─── Supplied passage

A method of igniting and monitoring a high speed burner with which a fuel/oxygen-mixture exits at high velocity from a burner head, wherein the length of the flame is governed by the exit velocity of the mixture. The invention is characterized by placing an electrically conductive pipe in and concentrical with the burner channel for the fuel mixture, by causing a first end of the pipe to terminate close to the fuel mixture outlet of the burner head, by electrically isolating the pipe and by causing the detection of light of the group ultraviolet light, visible light and/or infrared light to be detected at the other end of the pipe, and by causing a spark to be generated between the first end of the pipe and the surrounding burner head by application of a voltage, in igniting the burner. A burner is also disclosed.

Description

The present invention relates to a method and to a device for igniting and monitoring a burner.

The invention is mainly concerned with so called SER-type burners, i.e. burners that include in the extension of the burner head a pipe which is surrounded by an outer pipe that has a closed bottom but the invention can also be of the applied to “straight-through” burners or open burners that lack the provision of a protective pipe.

BACKGROUND OF THE INVENTION

A burner is typically monitored with the aid of an electrode placed at the periphery of the flame. The electrode is coupled to an electric circuit which is unable to conduct electric current until the circuit is connected between electrode and burner or flame pipe as a result of ionization at the flame periphery. Alternatively, there is used a UV-detector for detecting the ultra violet radiation that occurs in the presence of combustion.

Ionization detection requires the placement of an electrode in the edge of the flame, whereas UV-detection requires the ability to capture said UV-radiation.

A problem occurs with ionizing detection in the case of so-called high speed burners. In the case of high speed burners, a fuel mixture flows from the burner head at a high velocity, meaning that the length and the position of the flame will vary with the velocity of the outflowing fuel mixture. The position of the flame therefore requires an electrode whose length is greater than the electrode of a conventional burner and which hangs freely or, in the best of cases, can be supported with the aid of a ceramic outer pipe. There must be no metallic contact with the burner.

The problem is further accentuated by the desire to use a detection electrode to ignite the flame, by applying a high voltage through the electrode in order to generate a spark between its forward part and the burner upstream of the inrushing fuel/air mixture. The use of a high voltage means that the electrode must be enclosed by a ceramic pipe in order to isolate the electrode from the burner, meaning that the cross-sectional surface area of the electrode will be other than negligible in respect of the fuel-mixture delivery channel of the burner.

──────
─── Records provided

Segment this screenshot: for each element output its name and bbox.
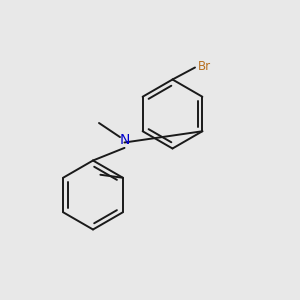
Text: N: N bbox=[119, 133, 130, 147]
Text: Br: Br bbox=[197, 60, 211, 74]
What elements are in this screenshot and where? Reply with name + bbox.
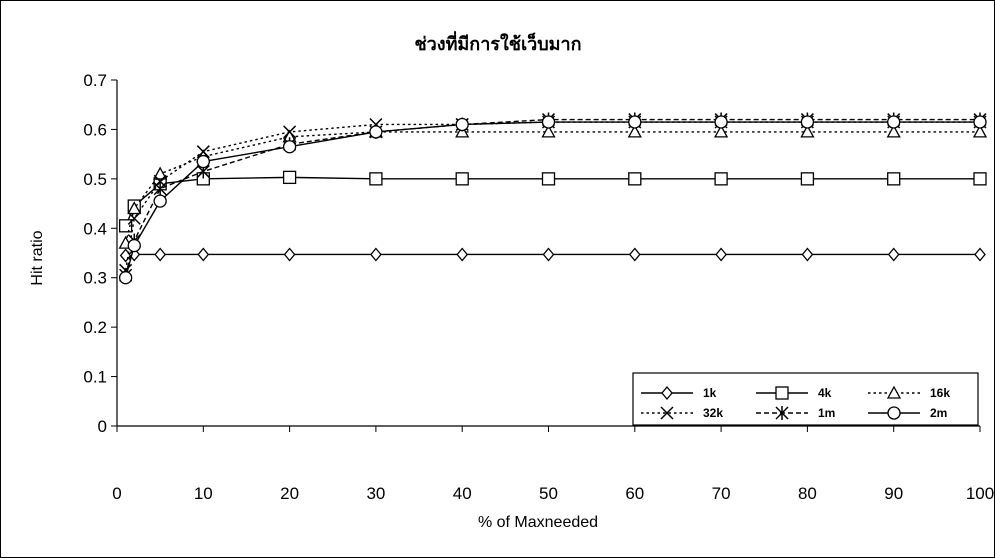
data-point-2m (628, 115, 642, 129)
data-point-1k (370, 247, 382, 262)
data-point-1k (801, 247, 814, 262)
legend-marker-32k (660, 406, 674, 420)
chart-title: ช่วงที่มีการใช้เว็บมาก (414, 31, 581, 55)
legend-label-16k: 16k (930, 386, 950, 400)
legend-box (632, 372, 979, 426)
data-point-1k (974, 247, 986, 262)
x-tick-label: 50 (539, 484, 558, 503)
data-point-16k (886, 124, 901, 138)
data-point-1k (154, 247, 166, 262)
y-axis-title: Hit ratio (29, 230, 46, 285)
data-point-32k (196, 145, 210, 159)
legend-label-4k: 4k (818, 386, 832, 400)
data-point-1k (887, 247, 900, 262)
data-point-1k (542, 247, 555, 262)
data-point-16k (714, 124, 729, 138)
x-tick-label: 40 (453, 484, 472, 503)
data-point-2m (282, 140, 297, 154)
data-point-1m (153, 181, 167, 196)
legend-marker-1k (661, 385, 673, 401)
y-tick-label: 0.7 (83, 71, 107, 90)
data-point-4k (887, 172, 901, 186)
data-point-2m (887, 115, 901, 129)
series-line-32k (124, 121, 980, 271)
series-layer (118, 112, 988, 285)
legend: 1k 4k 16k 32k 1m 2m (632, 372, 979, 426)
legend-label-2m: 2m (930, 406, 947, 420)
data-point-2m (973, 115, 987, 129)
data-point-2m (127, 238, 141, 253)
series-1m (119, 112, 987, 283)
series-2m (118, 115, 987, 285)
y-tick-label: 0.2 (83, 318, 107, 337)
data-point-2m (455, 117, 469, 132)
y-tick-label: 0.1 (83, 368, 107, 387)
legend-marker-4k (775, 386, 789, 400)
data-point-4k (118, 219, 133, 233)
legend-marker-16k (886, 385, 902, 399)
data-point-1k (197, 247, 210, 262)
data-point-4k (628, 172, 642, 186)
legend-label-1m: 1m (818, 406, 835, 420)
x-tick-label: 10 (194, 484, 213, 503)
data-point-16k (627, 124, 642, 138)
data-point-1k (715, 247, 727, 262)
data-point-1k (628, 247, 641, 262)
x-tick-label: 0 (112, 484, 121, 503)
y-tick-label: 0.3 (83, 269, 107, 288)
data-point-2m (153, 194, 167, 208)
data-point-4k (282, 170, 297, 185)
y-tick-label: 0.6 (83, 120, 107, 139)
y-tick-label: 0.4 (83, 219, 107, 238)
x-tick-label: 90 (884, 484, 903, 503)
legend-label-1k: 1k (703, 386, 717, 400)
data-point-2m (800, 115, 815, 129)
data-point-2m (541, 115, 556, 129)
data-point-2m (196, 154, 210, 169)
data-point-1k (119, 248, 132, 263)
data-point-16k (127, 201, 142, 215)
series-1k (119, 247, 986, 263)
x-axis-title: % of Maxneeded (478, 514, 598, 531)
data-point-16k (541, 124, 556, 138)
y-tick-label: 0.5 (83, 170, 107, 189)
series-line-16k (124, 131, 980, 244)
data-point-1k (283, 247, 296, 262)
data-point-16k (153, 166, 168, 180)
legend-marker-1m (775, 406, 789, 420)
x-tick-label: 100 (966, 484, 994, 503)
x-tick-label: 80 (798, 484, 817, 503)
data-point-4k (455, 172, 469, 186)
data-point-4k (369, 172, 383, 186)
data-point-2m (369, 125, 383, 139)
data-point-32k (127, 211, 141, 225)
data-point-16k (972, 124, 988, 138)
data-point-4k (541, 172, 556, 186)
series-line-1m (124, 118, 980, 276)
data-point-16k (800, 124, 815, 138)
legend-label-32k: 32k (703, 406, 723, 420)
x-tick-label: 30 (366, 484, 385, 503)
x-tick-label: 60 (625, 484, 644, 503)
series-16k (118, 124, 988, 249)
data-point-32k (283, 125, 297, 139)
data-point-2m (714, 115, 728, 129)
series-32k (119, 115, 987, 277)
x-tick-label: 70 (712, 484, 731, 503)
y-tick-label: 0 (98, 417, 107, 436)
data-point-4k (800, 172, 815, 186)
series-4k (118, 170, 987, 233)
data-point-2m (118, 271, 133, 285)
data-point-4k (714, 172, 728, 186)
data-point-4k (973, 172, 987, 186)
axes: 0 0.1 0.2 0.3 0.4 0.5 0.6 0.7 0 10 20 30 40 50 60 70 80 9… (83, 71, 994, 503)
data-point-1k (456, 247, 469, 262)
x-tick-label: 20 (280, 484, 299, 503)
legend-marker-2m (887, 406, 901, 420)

──────

▸ Written request 1
Translate this sentence from the burner passage into Spanish: "The present invention relates to a method and to a device for igniting and monitoring a burner."
▸ Written request 2
Duplicate the portion of the burner passage starting at "Ionization detection requires" and ending at "with the burner.".
▸ Written request 3
According to the burner passage, what must enclose the electrode when a high voltage is used?
The material above stands apart from the burner passage.

▸ Worked answer 1
La presente invención se refiere a un método y a un dispositivo para encender y supervisar un quemador.

▸ Worked answer 2
Ionization detection requires the placement of an electrode in the edge of the flame, whereas UV-detection requires the ability to capture said UV-radiation.

A problem occurs with ionizing detection in the case of so-called high speed burners. In the case of high speed burners, a fuel mixture flows from the burner head at a high velocity, meaning that the length and the position of the flame will vary with the velocity of the outflowing fuel mixture. The position of the flame therefore requires an electrode whose length is greater than the electrode of a conventional burner and which hangs freely or, in the best of cases, can be supported with the aid of a ceramic outer pipe. There must be no metallic contact with the burner.

▸ Worked answer 3
A ceramic pipe.